§ **PROBLEM TO WORK ON**
Copy each line containing the word "Great" from the records that follow, please.

[Dataset excerpts]
·····

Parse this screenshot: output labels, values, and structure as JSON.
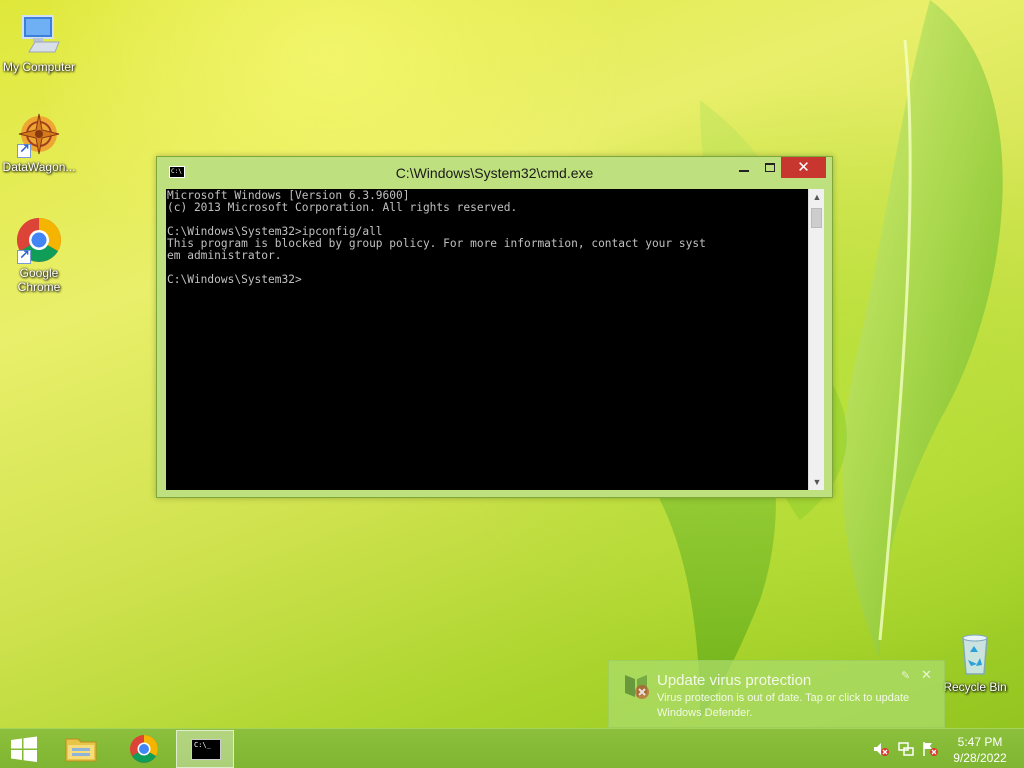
{
  "desktop": {
    "icons": [
      {
        "label": "My Computer"
      },
      {
        "label": "DataWagon..."
      },
      {
        "label": "Google Chrome"
      },
      {
        "label": "Recycle Bin"
      }
    ]
  },
  "cmd_window": {
    "title": "C:\\Windows\\System32\\cmd.exe",
    "icon_text": "C:\\",
    "console_lines": [
      "Microsoft Windows [Version 6.3.9600]",
      "(c) 2013 Microsoft Corporation. All rights reserved.",
      "",
      "C:\\Windows\\System32>ipconfig/all",
      "This program is blocked by group policy. For more information, contact your syst",
      "em administrator.",
      "",
      "C:\\Windows\\System32>"
    ]
  },
  "toast": {
    "title": "Update virus protection",
    "body": "Virus protection is out of date. Tap or click to update Windows Defender."
  },
  "taskbar": {
    "cmd_icon_text": "C:\\_",
    "clock_time": "5:47 PM",
    "clock_date": "9/28/2022"
  },
  "colors": {
    "close_button": "#c7372f",
    "taskbar": "#7fb532",
    "console_bg": "#000000",
    "console_text": "#c0c0c0"
  }
}
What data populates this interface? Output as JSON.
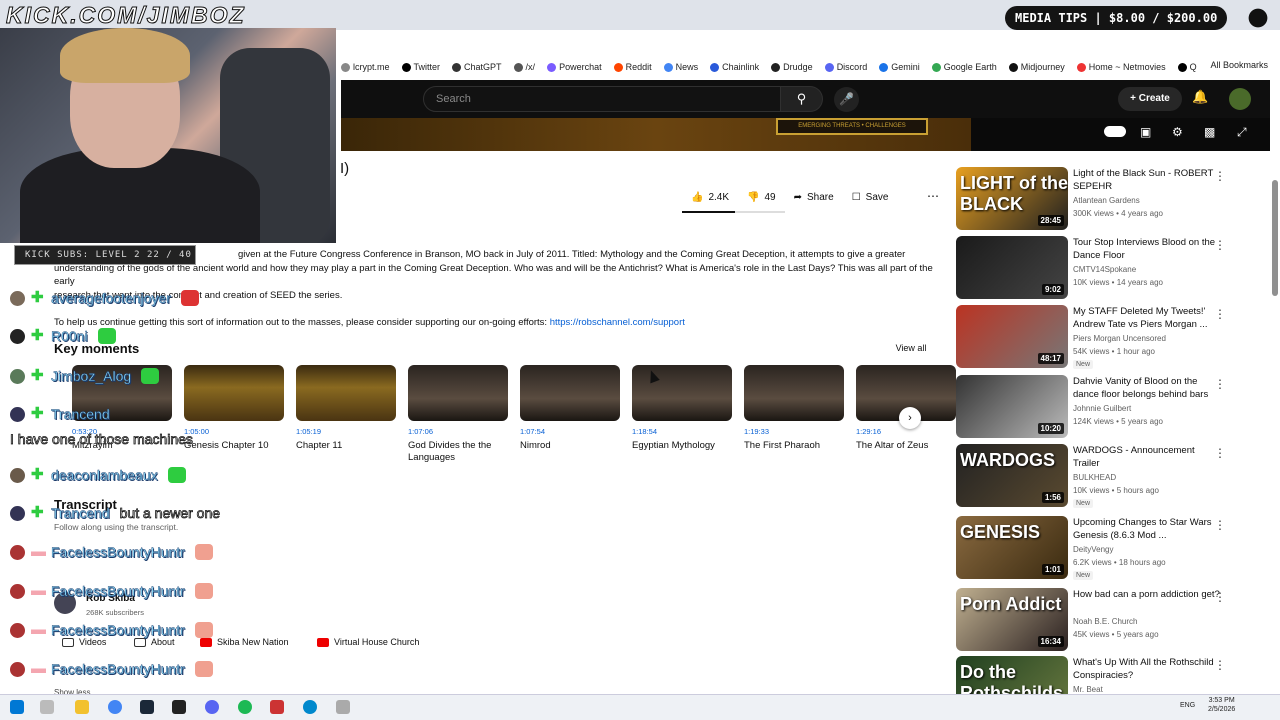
{
  "stream_overlay": {
    "url": "KICK.COM/JIMBOZ",
    "media_tips": "MEDIA TIPS | $8.00 / $200.00",
    "kick_subs": "KICK SUBS: LEVEL 2 22 / 40"
  },
  "bookmarks": {
    "items": [
      "lcrypt.me",
      "Twitter",
      "ChatGPT",
      "/x/",
      "Powerchat",
      "Reddit",
      "News",
      "Chainlink",
      "Drudge",
      "Discord",
      "Gemini",
      "Google Earth",
      "Midjourney",
      "Home ~ Netmovies",
      "Q"
    ],
    "all_bookmarks": "All Bookmarks"
  },
  "header": {
    "search_placeholder": "Search",
    "create_label": "Create"
  },
  "video": {
    "banner_text": "EMERGING THREATS • CHALLENGES",
    "title_fragment": "I)",
    "likes": "2.4K",
    "dislikes": "49",
    "share_label": "Share",
    "save_label": "Save",
    "likes_ratio": 0.51
  },
  "description": {
    "line1": "given at the Future Congress Conference in Branson, MO back in July of 2011. Titled: Mythology and the Coming Great Deception, it attempts to give a greater",
    "line2": "understanding of the gods of the ancient world and how they may play a part in the Coming Great Deception. Who was and will be the Antichrist? What is America's role in the Last Days? This was all part of the early",
    "line3": "research that went into the concept and creation of SEED the series.",
    "line4": "To help us continue getting this sort of information out to the masses, please consider supporting our on-going efforts:",
    "link": "https://robschannel.com/support"
  },
  "key_moments": {
    "title": "Key moments",
    "view_all": "View all",
    "items": [
      {
        "time": "0:53:20",
        "label": "Mitzrayim"
      },
      {
        "time": "1:05:00",
        "label": "Genesis Chapter 10"
      },
      {
        "time": "1:05:19",
        "label": "Chapter 11"
      },
      {
        "time": "1:07:06",
        "label": "God Divides the the Languages"
      },
      {
        "time": "1:07:54",
        "label": "Nimrod"
      },
      {
        "time": "1:18:54",
        "label": "Egyptian Mythology"
      },
      {
        "time": "1:19:33",
        "label": "The First Pharaoh"
      },
      {
        "time": "1:29:16",
        "label": "The Altar of Zeus"
      }
    ]
  },
  "transcript": {
    "title": "Transcript",
    "subtitle": "Follow along using the transcript."
  },
  "channel": {
    "name": "Rob Skiba",
    "subscribers": "268K subscribers",
    "tabs": [
      "Videos",
      "About",
      "Skiba New Nation",
      "Virtual House Church"
    ],
    "show_less": "Show less"
  },
  "chat": [
    {
      "name": "averagefootenjoyer",
      "msg": ""
    },
    {
      "name": "R00ni",
      "msg": ""
    },
    {
      "name": "Jimboz_Alog",
      "msg": ""
    },
    {
      "name": "Trancend",
      "msg": ""
    },
    {
      "name": "",
      "msg": "I have one of those machines"
    },
    {
      "name": "deaconlambeaux",
      "msg": ""
    },
    {
      "name": "Trancend",
      "msg": "but a newer one"
    },
    {
      "name": "FacelessBountyHuntr",
      "msg": ""
    },
    {
      "name": "FacelessBountyHuntr",
      "msg": ""
    },
    {
      "name": "FacelessBountyHuntr",
      "msg": ""
    },
    {
      "name": "FacelessBountyHuntr",
      "msg": ""
    }
  ],
  "recommendations": [
    {
      "title": "Light of the Black Sun - ROBERT SEPEHR",
      "channel": "Atlantean Gardens",
      "meta": "300K views • 4 years ago",
      "duration": "28:45",
      "thumb_text": "LIGHT of the BLACK",
      "new": ""
    },
    {
      "title": "Tour Stop Interviews Blood on the Dance Floor",
      "channel": "CMTV14Spokane",
      "meta": "10K views • 14 years ago",
      "duration": "9:02",
      "thumb_text": "",
      "new": ""
    },
    {
      "title": "My STAFF Deleted My Tweets!' Andrew Tate vs Piers Morgan ...",
      "channel": "Piers Morgan Uncensored",
      "meta": "54K views • 1 hour ago",
      "duration": "48:17",
      "thumb_text": "",
      "new": "New"
    },
    {
      "title": "Dahvie Vanity of Blood on the dance floor belongs behind bars",
      "channel": "Johnnie Guilbert",
      "meta": "124K views • 5 years ago",
      "duration": "10:20",
      "thumb_text": "",
      "new": ""
    },
    {
      "title": "WARDOGS - Announcement Trailer",
      "channel": "BULKHEAD",
      "meta": "10K views • 5 hours ago",
      "duration": "1:56",
      "thumb_text": "WARDOGS",
      "new": "New"
    },
    {
      "title": "Upcoming Changes to Star Wars Genesis (8.6.3 Mod ...",
      "channel": "DeityVengy",
      "meta": "6.2K views • 18 hours ago",
      "duration": "1:01",
      "thumb_text": "GENESIS",
      "new": "New"
    },
    {
      "title": "How bad can a porn addiction get?",
      "channel": "Noah B.E. Church",
      "meta": "45K views • 5 years ago",
      "duration": "16:34",
      "thumb_text": "Porn Addict",
      "new": ""
    },
    {
      "title": "What's Up With All the Rothschild Conspiracies?",
      "channel": "Mr. Beat",
      "meta": "",
      "duration": "",
      "thumb_text": "Do the Rothschilds Rule the World?",
      "new": ""
    }
  ],
  "taskbar": {
    "lang": "ENG",
    "time": "3:53 PM",
    "date": "2/5/2026"
  }
}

·····

§ **ANSWER TO THE EXERCISE**
    "line1": "given at the Future Congress Conference in Branson, MO back in July of 2011. Titled: Mythology and the Coming Great Deception, it attempts to give a greater",
    "line2": "understanding of the gods of the ancient world and how they may play a part in the Coming Great Deception. Who was and will be the Antichrist? What is America's role in the Last Days? This was all part of the early",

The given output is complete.